_Task requirements_: Extract the entries from the line containing "host-name: ip-172-31-9-113.ap-southeast- 1.compute.…" through the line containing "row-actions: 重试 | 详细信息 [938, 230, 1035, 248]", reproducing every line character for character and including both of those lines.

— start Given information —

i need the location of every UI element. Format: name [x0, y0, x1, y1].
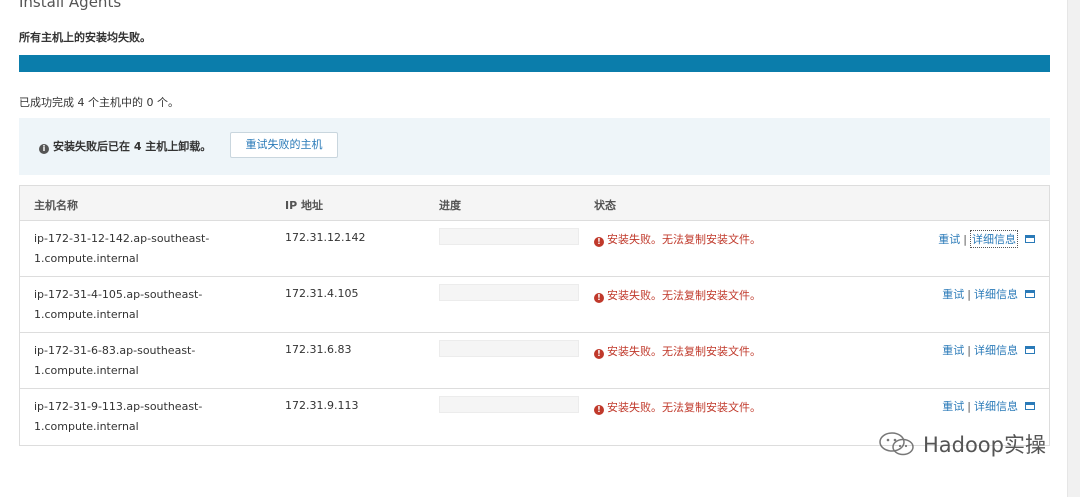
host-name: ip-172-31-9-113.ap-southeast- 1.compute.… [34, 397, 244, 437]
watermark-text: Hadoop实操 [922, 433, 1046, 457]
wechat-icon [879, 432, 914, 456]
open-window-icon[interactable] [1025, 235, 1035, 243]
watermark: Hadoop实操 [877, 429, 1046, 459]
retry-link[interactable]: 重试 [938, 231, 960, 247]
column-header-ip: IP 地址 [285, 199, 323, 212]
separator: | [967, 287, 971, 301]
error-icon: ! [594, 237, 604, 247]
details-link[interactable]: 详细信息 [974, 398, 1018, 414]
overall-progress-bar [19, 55, 1050, 72]
column-header-status: 状态 [594, 199, 616, 212]
separator: | [967, 399, 971, 413]
hosts-table: 主机名称 IP 地址 进度 状态 ip-172-31-12-142.ap-sou… [19, 185, 1050, 446]
row-actions: 重试 | 详细信息 [942, 342, 1035, 358]
host-status: ! 安装失败。无法复制安装文件。 [594, 231, 761, 247]
error-icon: ! [594, 349, 604, 359]
host-name-line2: 1.compute.internal [34, 308, 139, 321]
page-title: Install Agents [19, 0, 122, 11]
row-actions: 重试 | 详细信息 [938, 230, 1035, 248]
error-icon: ! [594, 293, 604, 303]
details-link[interactable]: 详细信息 [974, 286, 1018, 302]
host-name-line1: ip-172-31-12-142.ap-southeast- [34, 232, 210, 245]
host-status: ! 安装失败。无法复制安装文件。 [594, 287, 761, 303]
host-name-line1: ip-172-31-4-105.ap-southeast- [34, 288, 203, 301]
host-status-text: 安装失败。无法复制安装文件。 [607, 233, 761, 246]
retry-failed-hosts-button[interactable]: 重试失败的主机 [230, 132, 338, 158]
host-status-text: 安装失败。无法复制安装文件。 [607, 289, 761, 302]
host-status: ! 安装失败。无法复制安装文件。 [594, 399, 761, 415]
row-actions: 重试 | 详细信息 [942, 286, 1035, 302]
separator: | [967, 343, 971, 357]
table-row: ip-172-31-12-142.ap-southeast- 1.compute… [20, 221, 1049, 277]
host-name: ip-172-31-6-83.ap-southeast- 1.compute.i… [34, 341, 244, 381]
info-icon: i [39, 144, 49, 154]
host-status-text: 安装失败。无法复制安装文件。 [607, 345, 761, 358]
retry-link[interactable]: 重试 [942, 342, 964, 358]
host-name-line2: 1.compute.internal [34, 252, 139, 265]
host-progress-bar [439, 396, 579, 413]
open-window-icon[interactable] [1025, 290, 1035, 298]
vertical-scrollbar[interactable] [1067, 0, 1080, 497]
host-status-text: 安装失败。无法复制安装文件。 [607, 401, 761, 414]
host-name: ip-172-31-4-105.ap-southeast- 1.compute.… [34, 285, 244, 325]
host-ip: 172.31.6.83 [285, 343, 352, 356]
table-header: 主机名称 IP 地址 进度 状态 [20, 186, 1049, 221]
host-progress-bar [439, 228, 579, 245]
host-name: ip-172-31-12-142.ap-southeast- 1.compute… [34, 229, 244, 269]
host-status: ! 安装失败。无法复制安装文件。 [594, 343, 761, 359]
open-window-icon[interactable] [1025, 402, 1035, 410]
details-link[interactable]: 详细信息 [974, 342, 1018, 358]
table-row: ip-172-31-6-83.ap-southeast- 1.compute.i… [20, 333, 1049, 389]
retry-link[interactable]: 重试 [942, 398, 964, 414]
host-name-line2: 1.compute.internal [34, 364, 139, 377]
table-row: ip-172-31-4-105.ap-southeast- 1.compute.… [20, 277, 1049, 333]
column-header-progress: 进度 [439, 199, 461, 212]
alert-text: 安装失败后已在 4 主机上卸载。 [53, 140, 212, 153]
details-link[interactable]: 详细信息 [970, 230, 1018, 248]
separator: | [963, 232, 967, 246]
completed-count-text: 已成功完成 4 个主机中的 0 个。 [19, 96, 179, 109]
host-progress-bar [439, 284, 579, 301]
install-summary: 所有主机上的安装均失败。 [19, 31, 151, 44]
error-icon: ! [594, 405, 604, 415]
column-header-host: 主机名称 [34, 199, 78, 212]
host-progress-bar [439, 340, 579, 357]
uninstall-alert: i 安装失败后已在 4 主机上卸载。 重试失败的主机 [19, 118, 1050, 175]
host-name-line2: 1.compute.internal [34, 420, 139, 433]
retry-link[interactable]: 重试 [942, 286, 964, 302]
host-name-line1: ip-172-31-6-83.ap-southeast- [34, 344, 196, 357]
alert-message: i 安装失败后已在 4 主机上卸载。 [39, 138, 211, 154]
host-ip: 172.31.9.113 [285, 399, 359, 412]
host-name-line1: ip-172-31-9-113.ap-southeast- [34, 400, 203, 413]
host-ip: 172.31.12.142 [285, 231, 366, 244]
open-window-icon[interactable] [1025, 346, 1035, 354]
host-ip: 172.31.4.105 [285, 287, 359, 300]
row-actions: 重试 | 详细信息 [942, 398, 1035, 414]
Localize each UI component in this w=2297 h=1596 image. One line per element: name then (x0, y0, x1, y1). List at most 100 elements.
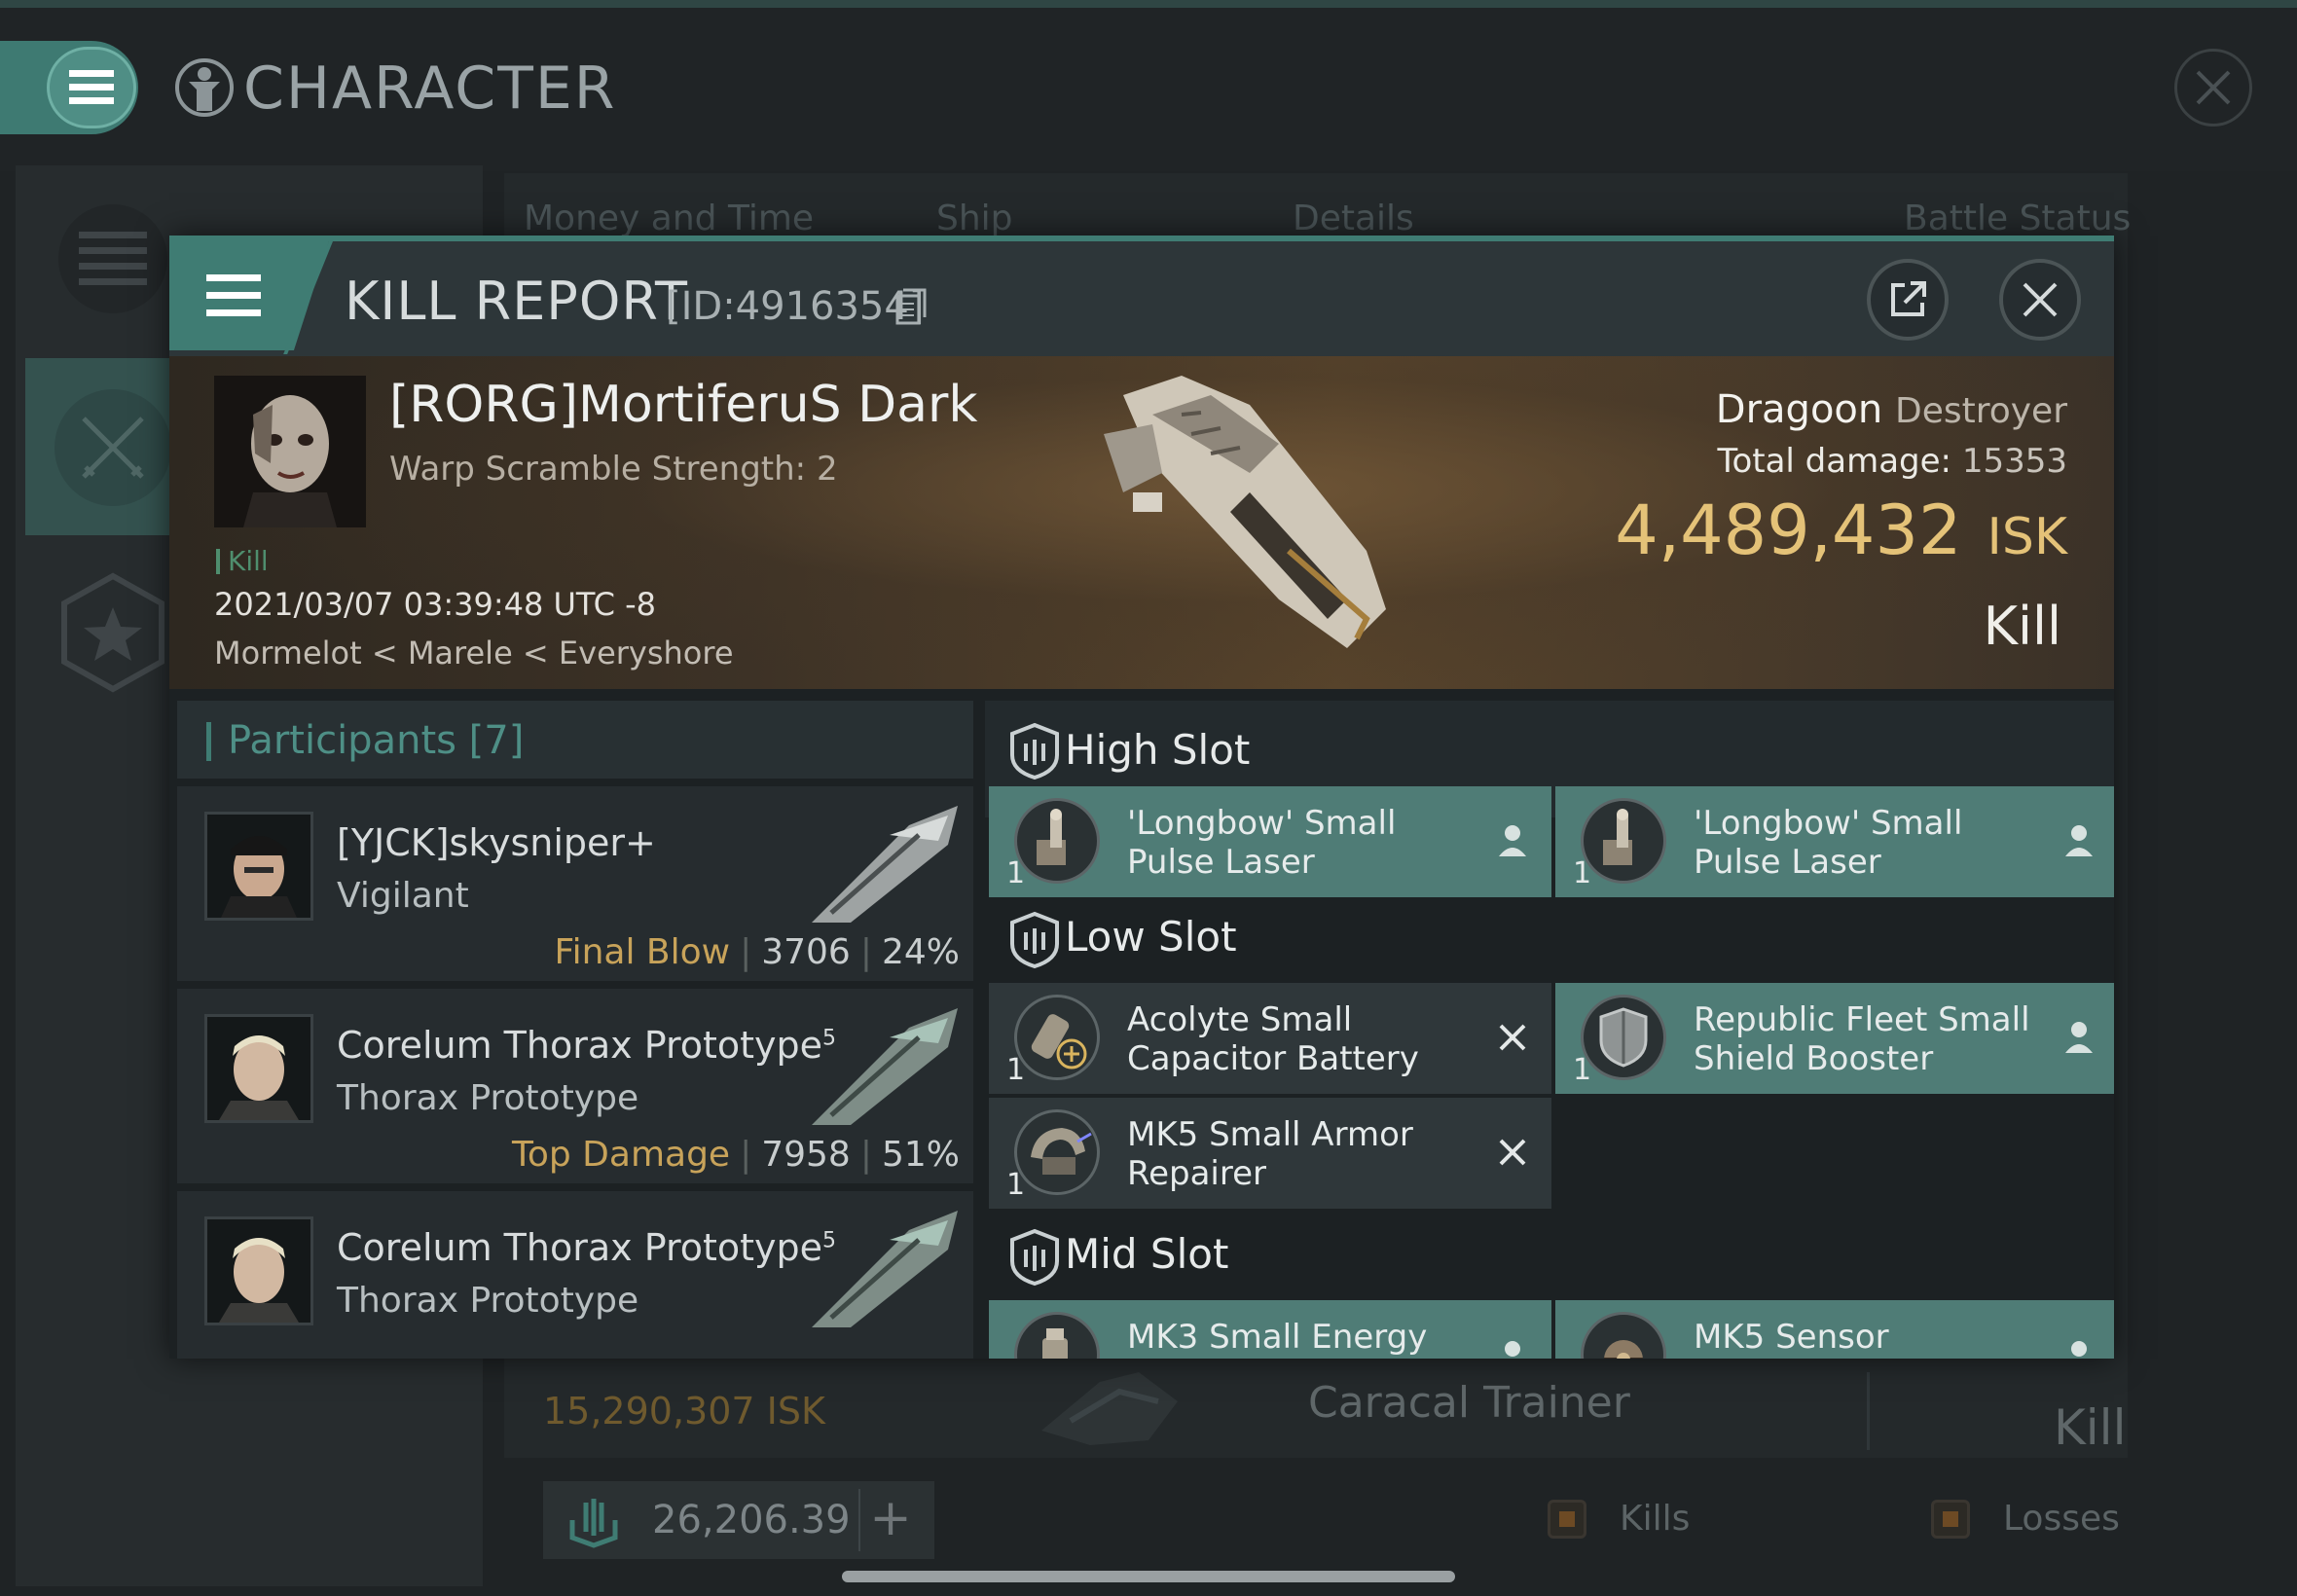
shield-booster-icon (1581, 995, 1666, 1080)
home-indicator (842, 1571, 1455, 1582)
module-name: MK5 Sensor (1694, 1318, 1889, 1357)
participant-ship-image (812, 1008, 958, 1125)
kill-report-id: [ID:4916354] (666, 284, 925, 329)
module-name: MK3 Small Energy (1127, 1318, 1428, 1357)
module-item[interactable]: 1 'Longbow' Small Pulse Laser (1555, 786, 2114, 897)
list-icon (79, 232, 147, 285)
participant-row[interactable]: Corelum Thorax Prototype5 Thorax Prototy… (177, 989, 973, 1183)
hamburger-icon (69, 70, 114, 104)
kill-result: Kill (1983, 596, 2061, 657)
legend-losses-label: Losses (2003, 1499, 2120, 1539)
hamburger-icon (206, 274, 261, 316)
top-damage-label: Top Damage (511, 1135, 731, 1175)
crossed-swords-icon (82, 417, 144, 479)
column-money-time: Money and Time (524, 199, 815, 238)
wallet-bar: 26,206.39 + (543, 1481, 934, 1559)
low-slot-title: Low Slot (1065, 913, 1237, 961)
slot-shield-icon (1010, 911, 1059, 969)
participant-stats: Top Damage | 7958 | 51% (511, 1135, 960, 1175)
module-item[interactable]: MK5 Sensor (1555, 1300, 2114, 1359)
module-item[interactable]: 1 Acolyte Small Capacitor Battery (989, 983, 1551, 1094)
participant-avatar (204, 1014, 313, 1123)
x-icon (1499, 1139, 1526, 1166)
pulse-laser-icon (1014, 798, 1100, 884)
module-quantity: 1 (1573, 856, 1592, 890)
legend-losses[interactable]: Losses (1931, 1499, 2120, 1539)
module-quantity: 1 (1573, 1053, 1592, 1087)
isk-value: 4,489,432 ISK (1615, 490, 2067, 570)
module-item[interactable]: 1 MK5 Small Armor Repairer (989, 1098, 1551, 1209)
isk-amount: 4,489,432 (1615, 490, 1962, 570)
participant-ship-image (812, 806, 958, 923)
participant-avatar (204, 1216, 313, 1325)
person-icon (2065, 1022, 2093, 1053)
high-slot-title: High Slot (1065, 726, 1251, 774)
participants-header[interactable]: Participants [7] (177, 701, 973, 779)
participant-damage: 3706 (761, 932, 851, 972)
module-name: 'Longbow' Small Pulse Laser (1127, 804, 1397, 882)
bg-row-isk: 15,290,307 ISK (543, 1390, 825, 1433)
add-isk-button[interactable]: + (858, 1489, 921, 1551)
participant-row[interactable]: [YJCK]skysniper+ Vigilant Final Blow | 370… (177, 786, 973, 981)
mid-slot-title: Mid Slot (1065, 1230, 1229, 1278)
energy-module-icon (1014, 1312, 1100, 1359)
participant-ship: Vigilant (337, 876, 469, 916)
participant-row[interactable]: Corelum Thorax Prototype5 Thorax Prototy… (177, 1191, 973, 1359)
share-button[interactable] (1867, 259, 1949, 341)
fitting-panel: High Slot 1 'Longbow' Small Pulse Laser … (985, 701, 2114, 1359)
bg-ship-image (1041, 1372, 1178, 1445)
kill-tag: Kill (216, 545, 269, 577)
external-link-icon (1891, 281, 1926, 316)
sidebar-item-achievements[interactable] (55, 569, 171, 696)
kill-datetime: 2021/03/07 03:39:48 UTC -8 (214, 586, 657, 623)
kill-location[interactable]: Mormelot < Marele < Everyshore (214, 635, 734, 671)
sidebar-item-combat[interactable] (55, 389, 171, 506)
window-close-button[interactable] (2174, 49, 2252, 127)
x-icon (1499, 1024, 1526, 1051)
participant-percent: 51% (881, 1135, 960, 1175)
capacitor-battery-icon (1014, 995, 1100, 1080)
module-name: MK5 Small Armor Repairer (1127, 1115, 1413, 1193)
victim-ship-name[interactable]: Dragoon (1716, 387, 1882, 432)
kill-report-header: KILL REPORT [ID:4916354] (169, 241, 2114, 356)
victim-ship-image[interactable] (958, 356, 1522, 689)
close-icon (2023, 282, 2058, 317)
legend-kills-label: Kills (1620, 1499, 1691, 1539)
module-quantity: 1 (1006, 856, 1026, 890)
module-quantity: 1 (1006, 1053, 1026, 1087)
victim-ship-title: Dragoon Destroyer (1716, 387, 2067, 432)
mid-slot-header: Mid Slot (985, 1215, 2114, 1300)
legend-kills[interactable]: Kills (1548, 1499, 1690, 1539)
participants-title: Participants [7] (228, 718, 525, 763)
bg-row-ship: Caracal Trainer (1308, 1378, 1630, 1428)
module-name: Republic Fleet Small Shield Booster (1694, 1000, 2030, 1078)
kill-report-close-button[interactable] (1999, 259, 2081, 341)
total-damage-label: Total damage: (1717, 442, 1952, 481)
person-icon (2065, 825, 2093, 856)
window-title: CHARACTER (243, 54, 617, 123)
total-damage-value: 15353 (1961, 442, 2067, 481)
top-strip (0, 0, 2297, 8)
participant-name: Corelum Thorax Prototype5 (337, 1226, 837, 1269)
column-battle-status: Battle Status (1904, 199, 2132, 238)
module-item[interactable]: 1 Republic Fleet Small Shield Booster (1555, 983, 2114, 1094)
victim-portrait[interactable] (214, 376, 366, 527)
sensor-icon (1581, 1312, 1666, 1359)
column-ship: Ship (936, 199, 1013, 238)
participant-ship-image (812, 1211, 958, 1327)
participant-stats: Final Blow | 3706 | 24% (554, 932, 960, 972)
module-name: Acolyte Small Capacitor Battery (1127, 1000, 1419, 1078)
module-item[interactable]: MK3 Small Energy (989, 1300, 1551, 1359)
sidebar-item-list[interactable] (58, 204, 167, 313)
victim-avatar-image (214, 376, 366, 527)
copy-icon[interactable] (895, 288, 927, 325)
pulse-laser-icon (1581, 798, 1666, 884)
victim-name[interactable]: [RORG]MortiferuS Dark (389, 376, 978, 434)
isk-unit: ISK (1987, 508, 2067, 566)
column-details: Details (1293, 199, 1414, 238)
participant-avatar (204, 812, 313, 921)
character-icon (175, 58, 234, 117)
main-menu-button[interactable] (47, 47, 136, 128)
armor-repairer-icon (1014, 1109, 1100, 1195)
module-item[interactable]: 1 'Longbow' Small Pulse Laser (989, 786, 1551, 897)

— end Given information —

_Solution for this exercise_:
host-name: ip-172-31-9-113.ap-southeast- 1.compute.… [34, 397, 244, 437]
watermark-text: Hadoop实操 [922, 433, 1046, 457]
wechat-icon [879, 432, 914, 456]
open-window-icon[interactable] [1025, 235, 1035, 243]
watermark: Hadoop实操 [877, 429, 1046, 459]
retry-link[interactable]: 重试 [938, 231, 960, 247]
column-header-ip: IP 地址 [285, 199, 323, 212]
separator: | [967, 287, 971, 301]
error-icon: ! [594, 237, 604, 247]
details-link[interactable]: 详细信息 [974, 398, 1018, 414]
overall-progress-bar [19, 55, 1050, 72]
column-header-status: 状态 [594, 199, 616, 212]
separator: | [967, 399, 971, 413]
hosts-table: 主机名称 IP 地址 进度 状态 ip-172-31-12-142.ap-sou… [19, 185, 1050, 446]
row-actions: 重试 | 详细信息 [942, 342, 1035, 358]
host-status: ! 安装失败。无法复制安装文件。 [594, 231, 761, 247]
error-icon: ! [594, 349, 604, 359]
host-name-line2: 1.compute.internal [34, 308, 139, 321]
page-title: Install Agents [19, 0, 122, 11]
row-actions: 重试 | 详细信息 [938, 230, 1035, 248]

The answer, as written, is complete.